**WHAT YOU NEED TO DO:**
Give an exact transcription of every line, dropping the images.

· · · ·

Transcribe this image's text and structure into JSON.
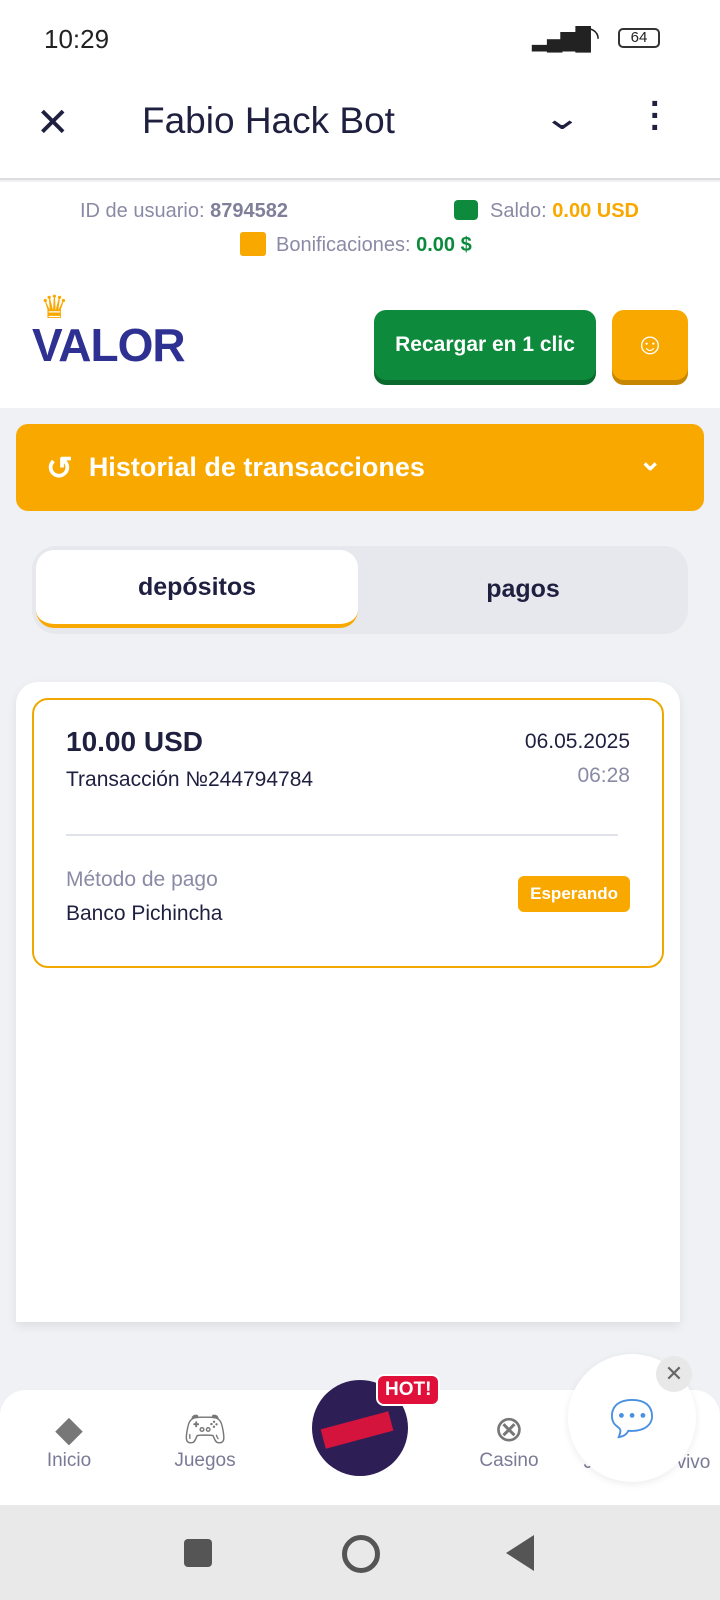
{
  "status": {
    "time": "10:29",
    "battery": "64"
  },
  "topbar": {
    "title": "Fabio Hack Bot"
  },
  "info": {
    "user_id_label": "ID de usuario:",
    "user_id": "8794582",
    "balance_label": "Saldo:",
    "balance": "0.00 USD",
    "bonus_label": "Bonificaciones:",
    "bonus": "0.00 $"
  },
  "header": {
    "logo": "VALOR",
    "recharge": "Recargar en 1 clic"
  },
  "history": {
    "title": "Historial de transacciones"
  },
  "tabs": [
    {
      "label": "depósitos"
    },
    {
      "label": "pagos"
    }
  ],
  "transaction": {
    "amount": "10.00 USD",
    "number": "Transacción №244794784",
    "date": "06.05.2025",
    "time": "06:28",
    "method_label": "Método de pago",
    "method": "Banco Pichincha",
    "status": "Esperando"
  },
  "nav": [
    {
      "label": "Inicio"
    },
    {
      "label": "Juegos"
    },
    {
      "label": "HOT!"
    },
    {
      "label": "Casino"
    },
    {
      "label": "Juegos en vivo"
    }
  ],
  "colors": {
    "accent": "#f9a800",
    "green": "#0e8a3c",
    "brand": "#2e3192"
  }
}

· · · ·

**RESPONSE TO THIS TASK:**
Transcribe this image's text and structure into JSON.
{
  "status": {
    "time": "10:29",
    "battery": "64"
  },
  "topbar": {
    "title": "Fabio Hack Bot"
  },
  "info": {
    "user_id_label": "ID de usuario:",
    "user_id": "8794582",
    "balance_label": "Saldo:",
    "balance": "0.00 USD",
    "bonus_label": "Bonificaciones:",
    "bonus": "0.00 $"
  },
  "header": {
    "logo": "VALOR",
    "recharge": "Recargar en 1 clic"
  },
  "history": {
    "title": "Historial de transacciones"
  },
  "tabs": [
    {
      "label": "depósitos"
    },
    {
      "label": "pagos"
    }
  ],
  "transaction": {
    "amount": "10.00 USD",
    "number": "Transacción №244794784",
    "date": "06.05.2025",
    "time": "06:28",
    "method_label": "Método de pago",
    "method": "Banco Pichincha",
    "status": "Esperando"
  },
  "nav": [
    {
      "label": "Inicio"
    },
    {
      "label": "Juegos"
    },
    {
      "label": "HOT!"
    },
    {
      "label": "Casino"
    },
    {
      "label": "Juegos en vivo"
    }
  ],
  "colors": {
    "accent": "#f9a800",
    "green": "#0e8a3c",
    "brand": "#2e3192"
  }
}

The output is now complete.